WRITTEN REQUEST
Within the records below, find each line that holds the string "network", then copy it.

(Stored records)
>>>

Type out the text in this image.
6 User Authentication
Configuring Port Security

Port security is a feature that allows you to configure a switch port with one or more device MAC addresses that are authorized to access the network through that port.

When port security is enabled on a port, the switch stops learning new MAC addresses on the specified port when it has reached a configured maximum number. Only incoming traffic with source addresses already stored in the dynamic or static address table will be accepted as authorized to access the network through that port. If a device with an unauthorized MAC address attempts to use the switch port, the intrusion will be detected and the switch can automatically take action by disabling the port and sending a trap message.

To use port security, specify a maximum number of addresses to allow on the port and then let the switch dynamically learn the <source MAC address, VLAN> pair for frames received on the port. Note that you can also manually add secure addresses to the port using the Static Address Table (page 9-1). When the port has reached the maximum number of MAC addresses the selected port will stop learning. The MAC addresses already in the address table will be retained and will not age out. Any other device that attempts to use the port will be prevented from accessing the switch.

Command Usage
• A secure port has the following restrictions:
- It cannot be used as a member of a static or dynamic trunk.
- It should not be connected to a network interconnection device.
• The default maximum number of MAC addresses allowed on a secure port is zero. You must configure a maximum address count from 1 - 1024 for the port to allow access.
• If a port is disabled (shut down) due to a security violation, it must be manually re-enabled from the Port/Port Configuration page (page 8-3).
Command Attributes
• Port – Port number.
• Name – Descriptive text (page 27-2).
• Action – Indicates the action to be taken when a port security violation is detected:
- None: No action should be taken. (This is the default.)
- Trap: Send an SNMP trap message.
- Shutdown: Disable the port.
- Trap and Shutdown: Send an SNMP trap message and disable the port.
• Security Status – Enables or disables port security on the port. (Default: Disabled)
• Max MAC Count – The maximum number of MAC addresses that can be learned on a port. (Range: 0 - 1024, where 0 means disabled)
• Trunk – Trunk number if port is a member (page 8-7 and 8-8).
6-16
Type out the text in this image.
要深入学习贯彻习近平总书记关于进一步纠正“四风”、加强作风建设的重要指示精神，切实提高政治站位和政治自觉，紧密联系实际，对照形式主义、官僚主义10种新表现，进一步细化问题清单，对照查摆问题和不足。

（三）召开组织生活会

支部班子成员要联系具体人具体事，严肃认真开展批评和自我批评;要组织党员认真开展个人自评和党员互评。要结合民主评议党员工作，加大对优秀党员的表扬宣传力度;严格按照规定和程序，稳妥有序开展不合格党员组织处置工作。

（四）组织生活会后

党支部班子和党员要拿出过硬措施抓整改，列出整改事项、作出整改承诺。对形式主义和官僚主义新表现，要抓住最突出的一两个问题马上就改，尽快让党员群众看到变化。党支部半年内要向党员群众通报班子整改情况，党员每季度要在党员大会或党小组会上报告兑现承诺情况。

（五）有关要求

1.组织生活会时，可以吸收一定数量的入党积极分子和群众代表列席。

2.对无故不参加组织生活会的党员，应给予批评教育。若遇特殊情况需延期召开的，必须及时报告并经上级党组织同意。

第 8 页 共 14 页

<<<

WRITTEN REPLY
Port security is a feature that allows you to configure a switch port with one or more device MAC addresses that are authorized to access the network through that port.
When port security is enabled on a port, the switch stops learning new MAC addresses on the specified port when it has reached a configured maximum number. Only incoming traffic with source addresses already stored in the dynamic or static address table will be accepted as authorized to access the network through that port. If a device with an unauthorized MAC address attempts to use the switch port, the intrusion will be detected and the switch can automatically take action by disabling the port and sending a trap message.
- It should not be connected to a network interconnection device.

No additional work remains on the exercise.